** begin RAW DATA **
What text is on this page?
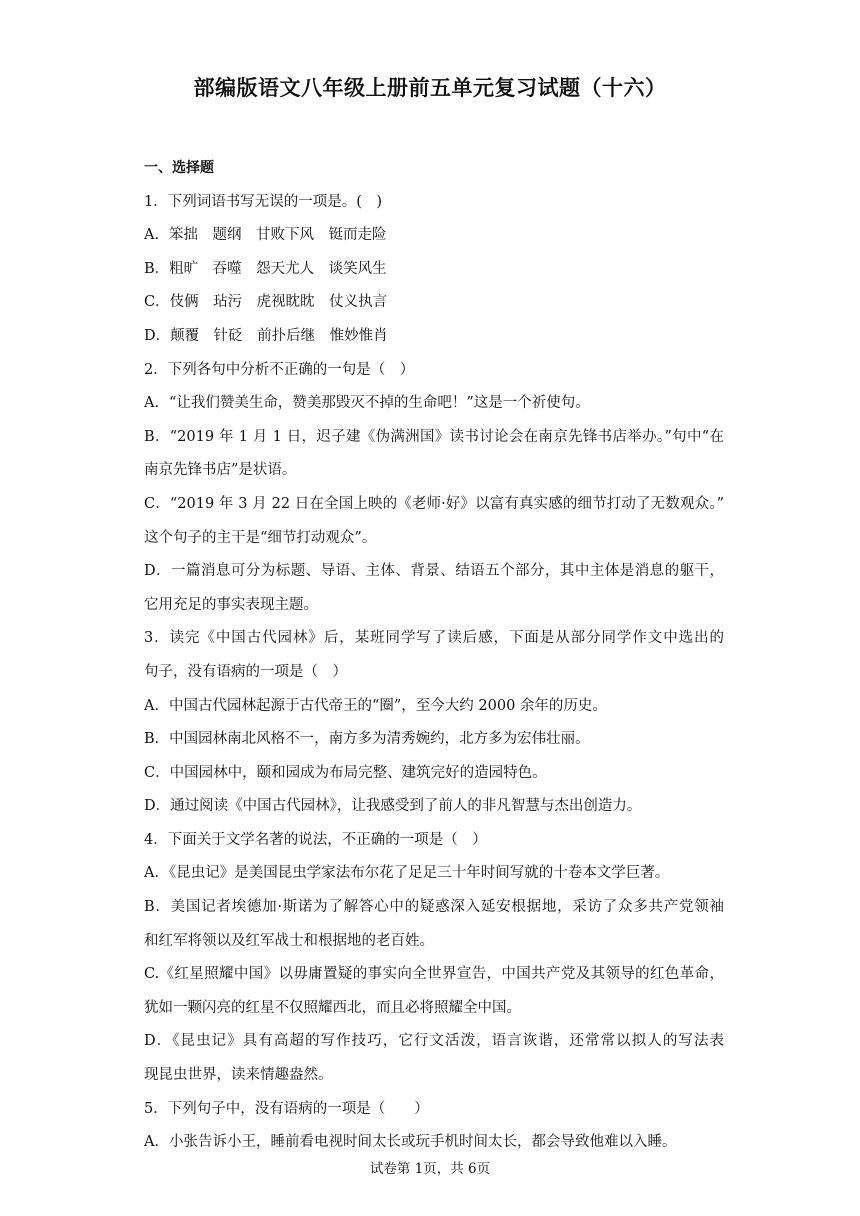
部编版语文八年级上册前五单元复习试题（十六）
一、选择题
1．下列词语书写无误的一项是。(　)
A．笨拙　题纲　甘败下风　铤而走险
B．粗旷　吞噬　怨天尤人　谈笑风生
C．伎俩　玷污　虎视眈眈　仗义执言
D．颠覆　针砭　前扑后继　惟妙惟肖
2．下列各句中分析不正确的一句是（　）
A．“让我们赞美生命，赞美那毁灭不掉的生命吧！”这是一个祈使句。
B．“2019 年 1 月 1 日，迟子建《伪满洲国》读书讨论会在南京先锋书店举办。”句中“在
南京先锋书店”是状语。
C．“2019 年 3 月 22 日在全国上映的《老师·好》以富有真实感的细节打动了无数观众。”
这个句子的主干是“细节打动观众”。
D．一篇消息可分为标题、导语、主体、背景、结语五个部分，其中主体是消息的躯干，
它用充足的事实表现主题。
3．读完《中国古代园林》后，某班同学写了读后感，下面是从部分同学作文中选出的
句子，没有语病的一项是（　）
A．中国古代园林起源于古代帝王的“圈”，至今大约 2000 余年的历史。
B．中国园林南北风格不一，南方多为清秀婉约，北方多为宏伟壮丽。
C．中国园林中，颐和园成为布局完整、建筑完好的造园特色。
D．通过阅读《中国古代园林》，让我感受到了前人的非凡智慧与杰出创造力。
4．下面关于文学名著的说法，不正确的一项是（　）
A．《昆虫记》是美国昆虫学家法布尔花了足足三十年时间写就的十卷本文学巨著。
B．美国记者埃德加·斯诺为了解答心中的疑惑深入延安根据地，采访了众多共产党领袖
和红军将领以及红军战士和根据地的老百姓。
C.《红星照耀中国》以毋庸置疑的事实向全世界宣告，中国共产党及其领导的红色革命，
犹如一颗闪亮的红星不仅照耀西北，而且必将照耀全中国。
D．《昆虫记》具有高超的写作技巧，它行文活泼，语言诙谐，还常常以拟人的写法表
现昆虫世界，读来情趣盎然。
5．下列句子中，没有语病的一项是（　　）
A．小张告诉小王，睡前看电视时间太长或玩手机时间太长，都会导致他难以入睡。
试卷第 1页，共 6页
** end RAW DATA **
Return each line exactly as written. Any picture gets left out.

What text is on this page?
部编版语文八年级上册前五单元复习试题（十六）
一、选择题
1．下列词语书写无误的一项是。(　)
A．笨拙　题纲　甘败下风　铤而走险
B．粗旷　吞噬　怨天尤人　谈笑风生
C．伎俩　玷污　虎视眈眈　仗义执言
D．颠覆　针砭　前扑后继　惟妙惟肖
2．下列各句中分析不正确的一句是（　）
A．“让我们赞美生命，赞美那毁灭不掉的生命吧！”这是一个祈使句。
B．“2019 年 1 月 1 日，迟子建《伪满洲国》读书讨论会在南京先锋书店举办。”句中“在
南京先锋书店”是状语。
C．“2019 年 3 月 22 日在全国上映的《老师·好》以富有真实感的细节打动了无数观众。”
这个句子的主干是“细节打动观众”。
D．一篇消息可分为标题、导语、主体、背景、结语五个部分，其中主体是消息的躯干，
它用充足的事实表现主题。
3．读完《中国古代园林》后，某班同学写了读后感，下面是从部分同学作文中选出的
句子，没有语病的一项是（　）
A．中国古代园林起源于古代帝王的“圈”，至今大约 2000 余年的历史。
B．中国园林南北风格不一，南方多为清秀婉约，北方多为宏伟壮丽。
C．中国园林中，颐和园成为布局完整、建筑完好的造园特色。
D．通过阅读《中国古代园林》，让我感受到了前人的非凡智慧与杰出创造力。
4．下面关于文学名著的说法，不正确的一项是（　）
A．《昆虫记》是美国昆虫学家法布尔花了足足三十年时间写就的十卷本文学巨著。
B．美国记者埃德加·斯诺为了解答心中的疑惑深入延安根据地，采访了众多共产党领袖
和红军将领以及红军战士和根据地的老百姓。
C.《红星照耀中国》以毋庸置疑的事实向全世界宣告，中国共产党及其领导的红色革命，
犹如一颗闪亮的红星不仅照耀西北，而且必将照耀全中国。
D．《昆虫记》具有高超的写作技巧，它行文活泼，语言诙谐，还常常以拟人的写法表
现昆虫世界，读来情趣盎然。
5．下列句子中，没有语病的一项是（　　）
A．小张告诉小王，睡前看电视时间太长或玩手机时间太长，都会导致他难以入睡。
试卷第 1页，共 6页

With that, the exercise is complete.